» **Work required**: Quote the data below in full, please, without altering anything.

» **Listed records**:

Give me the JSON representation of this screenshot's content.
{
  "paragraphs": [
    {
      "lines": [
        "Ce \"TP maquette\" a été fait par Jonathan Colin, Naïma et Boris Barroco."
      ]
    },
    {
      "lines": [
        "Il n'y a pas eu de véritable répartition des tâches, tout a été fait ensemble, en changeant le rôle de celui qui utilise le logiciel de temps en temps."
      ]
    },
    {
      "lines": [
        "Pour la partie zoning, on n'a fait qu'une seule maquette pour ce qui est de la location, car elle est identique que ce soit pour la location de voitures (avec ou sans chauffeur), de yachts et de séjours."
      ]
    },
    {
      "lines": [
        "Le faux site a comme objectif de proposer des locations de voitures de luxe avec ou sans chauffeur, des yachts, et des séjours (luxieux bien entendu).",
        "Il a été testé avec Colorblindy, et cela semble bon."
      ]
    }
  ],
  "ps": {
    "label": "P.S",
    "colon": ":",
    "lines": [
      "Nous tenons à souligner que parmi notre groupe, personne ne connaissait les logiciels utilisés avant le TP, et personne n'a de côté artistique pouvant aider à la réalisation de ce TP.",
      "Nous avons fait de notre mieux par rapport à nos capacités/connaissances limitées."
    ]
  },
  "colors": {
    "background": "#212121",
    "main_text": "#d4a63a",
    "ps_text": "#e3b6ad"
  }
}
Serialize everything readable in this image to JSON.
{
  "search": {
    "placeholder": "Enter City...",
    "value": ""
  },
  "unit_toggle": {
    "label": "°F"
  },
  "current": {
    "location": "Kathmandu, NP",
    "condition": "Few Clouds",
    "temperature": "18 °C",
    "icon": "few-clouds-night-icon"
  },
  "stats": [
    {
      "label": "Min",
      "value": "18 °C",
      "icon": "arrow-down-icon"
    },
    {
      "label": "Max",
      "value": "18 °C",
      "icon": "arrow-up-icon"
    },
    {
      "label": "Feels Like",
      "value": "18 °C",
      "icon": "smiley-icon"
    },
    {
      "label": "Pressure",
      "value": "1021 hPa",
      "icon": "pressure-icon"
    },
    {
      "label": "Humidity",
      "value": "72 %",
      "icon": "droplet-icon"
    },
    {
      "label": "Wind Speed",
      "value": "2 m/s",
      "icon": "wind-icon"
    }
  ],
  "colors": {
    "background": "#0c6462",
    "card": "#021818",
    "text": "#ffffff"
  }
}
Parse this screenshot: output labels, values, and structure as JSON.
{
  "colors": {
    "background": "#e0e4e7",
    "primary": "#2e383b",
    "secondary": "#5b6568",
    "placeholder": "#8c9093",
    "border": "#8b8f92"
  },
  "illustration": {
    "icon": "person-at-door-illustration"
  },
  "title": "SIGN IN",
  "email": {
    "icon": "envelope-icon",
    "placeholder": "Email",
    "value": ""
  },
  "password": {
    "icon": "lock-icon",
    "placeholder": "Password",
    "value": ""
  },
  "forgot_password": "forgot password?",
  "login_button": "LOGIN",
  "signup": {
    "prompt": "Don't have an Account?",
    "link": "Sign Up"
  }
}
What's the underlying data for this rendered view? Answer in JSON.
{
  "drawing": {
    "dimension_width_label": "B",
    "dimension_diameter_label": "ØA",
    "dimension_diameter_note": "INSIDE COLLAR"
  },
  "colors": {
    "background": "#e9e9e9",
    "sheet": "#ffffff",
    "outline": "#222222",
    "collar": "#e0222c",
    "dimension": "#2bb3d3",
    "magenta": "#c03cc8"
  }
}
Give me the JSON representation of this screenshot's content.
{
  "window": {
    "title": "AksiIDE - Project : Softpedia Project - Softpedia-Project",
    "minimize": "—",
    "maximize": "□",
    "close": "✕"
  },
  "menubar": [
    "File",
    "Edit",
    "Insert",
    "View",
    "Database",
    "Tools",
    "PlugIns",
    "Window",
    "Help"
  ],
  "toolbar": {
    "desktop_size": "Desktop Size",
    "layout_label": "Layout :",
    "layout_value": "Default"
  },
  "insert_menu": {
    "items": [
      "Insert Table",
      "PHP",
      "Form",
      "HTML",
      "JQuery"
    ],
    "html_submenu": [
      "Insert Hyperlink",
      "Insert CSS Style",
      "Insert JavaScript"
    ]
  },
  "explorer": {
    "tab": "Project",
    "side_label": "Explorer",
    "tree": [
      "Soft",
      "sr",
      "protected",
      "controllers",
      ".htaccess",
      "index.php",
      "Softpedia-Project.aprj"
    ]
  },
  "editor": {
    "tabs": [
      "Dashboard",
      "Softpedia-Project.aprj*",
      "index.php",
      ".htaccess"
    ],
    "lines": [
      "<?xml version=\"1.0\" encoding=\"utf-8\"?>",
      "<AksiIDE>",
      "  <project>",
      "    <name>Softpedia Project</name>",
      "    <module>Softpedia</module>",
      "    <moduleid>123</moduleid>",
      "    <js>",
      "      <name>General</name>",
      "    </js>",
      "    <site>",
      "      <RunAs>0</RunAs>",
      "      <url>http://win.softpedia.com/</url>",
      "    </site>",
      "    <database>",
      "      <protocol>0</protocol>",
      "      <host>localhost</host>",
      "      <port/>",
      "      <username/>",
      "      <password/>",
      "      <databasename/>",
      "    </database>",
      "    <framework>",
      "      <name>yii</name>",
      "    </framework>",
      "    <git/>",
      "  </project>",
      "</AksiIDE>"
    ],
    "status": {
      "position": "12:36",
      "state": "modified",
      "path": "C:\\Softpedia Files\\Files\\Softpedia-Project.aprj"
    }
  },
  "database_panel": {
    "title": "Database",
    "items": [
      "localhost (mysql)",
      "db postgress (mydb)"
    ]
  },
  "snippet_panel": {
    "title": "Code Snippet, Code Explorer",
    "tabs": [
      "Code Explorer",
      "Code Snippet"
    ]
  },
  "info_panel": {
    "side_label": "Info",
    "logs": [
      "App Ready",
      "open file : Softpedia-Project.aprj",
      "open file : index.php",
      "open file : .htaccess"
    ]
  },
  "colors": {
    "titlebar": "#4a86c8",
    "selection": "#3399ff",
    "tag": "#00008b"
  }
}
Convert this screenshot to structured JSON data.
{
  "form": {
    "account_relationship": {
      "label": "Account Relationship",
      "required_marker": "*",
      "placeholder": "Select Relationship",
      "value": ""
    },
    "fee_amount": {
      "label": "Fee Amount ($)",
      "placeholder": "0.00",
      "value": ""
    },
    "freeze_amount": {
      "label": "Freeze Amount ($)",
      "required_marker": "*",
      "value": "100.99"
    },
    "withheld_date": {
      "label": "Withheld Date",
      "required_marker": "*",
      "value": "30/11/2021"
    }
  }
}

» **Reply to the task**:
Give me the JSON representation of this screenshot's content.
{
  "paragraphs": [
    {
      "lines": [
        "Ce \"TP maquette\" a été fait par Jonathan Colin, Naïma et Boris Barroco."
      ]
    },
    {
      "lines": [
        "Il n'y a pas eu de véritable répartition des tâches, tout a été fait ensemble, en changeant le rôle de celui qui utilise le logiciel de temps en temps."
      ]
    },
    {
      "lines": [
        "Pour la partie zoning, on n'a fait qu'une seule maquette pour ce qui est de la location, car elle est identique que ce soit pour la location de voitures (avec ou sans chauffeur), de yachts et de séjours."
      ]
    },
    {
      "lines": [
        "Le faux site a comme objectif de proposer des locations de voitures de luxe avec ou sans chauffeur, des yachts, et des séjours (luxieux bien entendu).",
        "Il a été testé avec Colorblindy, et cela semble bon."
      ]
    }
  ],
  "ps": {
    "label": "P.S",
    "colon": ":",
    "lines": [
      "Nous tenons à souligner que parmi notre groupe, personne ne connaissait les logiciels utilisés avant le TP, et personne n'a de côté artistique pouvant aider à la réalisation de ce TP.",
      "Nous avons fait de notre mieux par rapport à nos capacités/connaissances limitées."
    ]
  },
  "colors": {
    "background": "#212121",
    "main_text": "#d4a63a",
    "ps_text": "#e3b6ad"
  }
}
Serialize everything readable in this image to JSON.
{
  "search": {
    "placeholder": "Enter City...",
    "value": ""
  },
  "unit_toggle": {
    "label": "°F"
  },
  "current": {
    "location": "Kathmandu, NP",
    "condition": "Few Clouds",
    "temperature": "18 °C",
    "icon": "few-clouds-night-icon"
  },
  "stats": [
    {
      "label": "Min",
      "value": "18 °C",
      "icon": "arrow-down-icon"
    },
    {
      "label": "Max",
      "value": "18 °C",
      "icon": "arrow-up-icon"
    },
    {
      "label": "Feels Like",
      "value": "18 °C",
      "icon": "smiley-icon"
    },
    {
      "label": "Pressure",
      "value": "1021 hPa",
      "icon": "pressure-icon"
    },
    {
      "label": "Humidity",
      "value": "72 %",
      "icon": "droplet-icon"
    },
    {
      "label": "Wind Speed",
      "value": "2 m/s",
      "icon": "wind-icon"
    }
  ],
  "colors": {
    "background": "#0c6462",
    "card": "#021818",
    "text": "#ffffff"
  }
}
Parse this screenshot: output labels, values, and structure as JSON.
{
  "colors": {
    "background": "#e0e4e7",
    "primary": "#2e383b",
    "secondary": "#5b6568",
    "placeholder": "#8c9093",
    "border": "#8b8f92"
  },
  "illustration": {
    "icon": "person-at-door-illustration"
  },
  "title": "SIGN IN",
  "email": {
    "icon": "envelope-icon",
    "placeholder": "Email",
    "value": ""
  },
  "password": {
    "icon": "lock-icon",
    "placeholder": "Password",
    "value": ""
  },
  "forgot_password": "forgot password?",
  "login_button": "LOGIN",
  "signup": {
    "prompt": "Don't have an Account?",
    "link": "Sign Up"
  }
}
What's the underlying data for this rendered view? Answer in JSON.
{
  "drawing": {
    "dimension_width_label": "B",
    "dimension_diameter_label": "ØA",
    "dimension_diameter_note": "INSIDE COLLAR"
  },
  "colors": {
    "background": "#e9e9e9",
    "sheet": "#ffffff",
    "outline": "#222222",
    "collar": "#e0222c",
    "dimension": "#2bb3d3",
    "magenta": "#c03cc8"
  }
}
Give me the JSON representation of this screenshot's content.
{
  "window": {
    "title": "AksiIDE - Project : Softpedia Project - Softpedia-Project",
    "minimize": "—",
    "maximize": "□",
    "close": "✕"
  },
  "menubar": [
    "File",
    "Edit",
    "Insert",
    "View",
    "Database",
    "Tools",
    "PlugIns",
    "Window",
    "Help"
  ],
  "toolbar": {
    "desktop_size": "Desktop Size",
    "layout_label": "Layout :",
    "layout_value": "Default"
  },
  "insert_menu": {
    "items": [
      "Insert Table",
      "PHP",
      "Form",
      "HTML",
      "JQuery"
    ],
    "html_submenu": [
      "Insert Hyperlink",
      "Insert CSS Style",
      "Insert JavaScript"
    ]
  },
  "explorer": {
    "tab": "Project",
    "side_label": "Explorer",
    "tree": [
      "Soft",
      "sr",
      "protected",
      "controllers",
      ".htaccess",
      "index.php",
      "Softpedia-Project.aprj"
    ]
  },
  "editor": {
    "tabs": [
      "Dashboard",
      "Softpedia-Project.aprj*",
      "index.php",
      ".htaccess"
    ],
    "lines": [
      "<?xml version=\"1.0\" encoding=\"utf-8\"?>",
      "<AksiIDE>",
      "  <project>",
      "    <name>Softpedia Project</name>",
      "    <module>Softpedia</module>",
      "    <moduleid>123</moduleid>",
      "    <js>",
      "      <name>General</name>",
      "    </js>",
      "    <site>",
      "      <RunAs>0</RunAs>",
      "      <url>http://win.softpedia.com/</url>",
      "    </site>",
      "    <database>",
      "      <protocol>0</protocol>",
      "      <host>localhost</host>",
      "      <port/>",
      "      <username/>",
      "      <password/>",
      "      <databasename/>",
      "    </database>",
      "    <framework>",
      "      <name>yii</name>",
      "    </framework>",
      "    <git/>",
      "  </project>",
      "</AksiIDE>"
    ],
    "status": {
      "position": "12:36",
      "state": "modified",
      "path": "C:\\Softpedia Files\\Files\\Softpedia-Project.aprj"
    }
  },
  "database_panel": {
    "title": "Database",
    "items": [
      "localhost (mysql)",
      "db postgress (mydb)"
    ]
  },
  "snippet_panel": {
    "title": "Code Snippet, Code Explorer",
    "tabs": [
      "Code Explorer",
      "Code Snippet"
    ]
  },
  "info_panel": {
    "side_label": "Info",
    "logs": [
      "App Ready",
      "open file : Softpedia-Project.aprj",
      "open file : index.php",
      "open file : .htaccess"
    ]
  },
  "colors": {
    "titlebar": "#4a86c8",
    "selection": "#3399ff",
    "tag": "#00008b"
  }
}
Convert this screenshot to structured JSON data.
{
  "form": {
    "account_relationship": {
      "label": "Account Relationship",
      "required_marker": "*",
      "placeholder": "Select Relationship",
      "value": ""
    },
    "fee_amount": {
      "label": "Fee Amount ($)",
      "placeholder": "0.00",
      "value": ""
    },
    "freeze_amount": {
      "label": "Freeze Amount ($)",
      "required_marker": "*",
      "value": "100.99"
    },
    "withheld_date": {
      "label": "Withheld Date",
      "required_marker": "*",
      "value": "30/11/2021"
    }
  }
}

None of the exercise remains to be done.